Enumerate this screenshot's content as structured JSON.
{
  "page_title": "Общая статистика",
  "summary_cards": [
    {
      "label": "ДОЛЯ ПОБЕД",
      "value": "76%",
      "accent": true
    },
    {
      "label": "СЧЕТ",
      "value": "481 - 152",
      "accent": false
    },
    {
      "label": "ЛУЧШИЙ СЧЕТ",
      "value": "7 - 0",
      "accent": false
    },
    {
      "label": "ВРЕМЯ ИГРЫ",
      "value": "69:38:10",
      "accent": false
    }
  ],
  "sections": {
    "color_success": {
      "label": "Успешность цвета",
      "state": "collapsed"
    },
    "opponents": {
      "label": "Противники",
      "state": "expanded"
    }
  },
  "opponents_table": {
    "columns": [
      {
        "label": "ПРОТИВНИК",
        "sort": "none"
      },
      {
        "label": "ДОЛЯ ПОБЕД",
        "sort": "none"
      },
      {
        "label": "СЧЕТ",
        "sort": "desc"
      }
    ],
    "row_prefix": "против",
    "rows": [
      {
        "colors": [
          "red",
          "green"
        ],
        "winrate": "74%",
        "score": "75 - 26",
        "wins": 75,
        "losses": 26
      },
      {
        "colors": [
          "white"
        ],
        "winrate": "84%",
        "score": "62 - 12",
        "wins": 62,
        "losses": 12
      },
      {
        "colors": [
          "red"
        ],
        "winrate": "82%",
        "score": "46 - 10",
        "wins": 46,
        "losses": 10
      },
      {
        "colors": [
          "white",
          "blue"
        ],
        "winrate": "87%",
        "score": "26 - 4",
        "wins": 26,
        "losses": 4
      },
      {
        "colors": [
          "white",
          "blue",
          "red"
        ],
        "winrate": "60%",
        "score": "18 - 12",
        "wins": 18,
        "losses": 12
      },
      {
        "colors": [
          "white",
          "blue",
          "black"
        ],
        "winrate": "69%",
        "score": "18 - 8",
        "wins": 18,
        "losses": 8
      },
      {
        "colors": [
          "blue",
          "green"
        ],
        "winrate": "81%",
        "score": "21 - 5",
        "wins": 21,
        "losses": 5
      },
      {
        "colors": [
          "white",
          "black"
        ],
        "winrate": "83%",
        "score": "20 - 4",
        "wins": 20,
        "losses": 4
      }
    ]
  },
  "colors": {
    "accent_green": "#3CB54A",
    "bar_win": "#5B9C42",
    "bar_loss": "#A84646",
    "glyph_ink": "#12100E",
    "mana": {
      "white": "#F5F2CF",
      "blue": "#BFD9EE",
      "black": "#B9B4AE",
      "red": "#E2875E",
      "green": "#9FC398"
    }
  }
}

- WHAT YOU ARE ASKED TO DO -
Identify each line containing the string "label" and copy it out.

- ANSWER IN FULL -
      "label": "ДОЛЯ ПОБЕД",
      "label": "СЧЕТ",
      "label": "ЛУЧШИЙ СЧЕТ",
      "label": "ВРЕМЯ ИГРЫ",
      "label": "Успешность цвета",
      "label": "Противники",
        "label": "ПРОТИВНИК",
        "label": "ДОЛЯ ПОБЕД",
        "label": "СЧЕТ",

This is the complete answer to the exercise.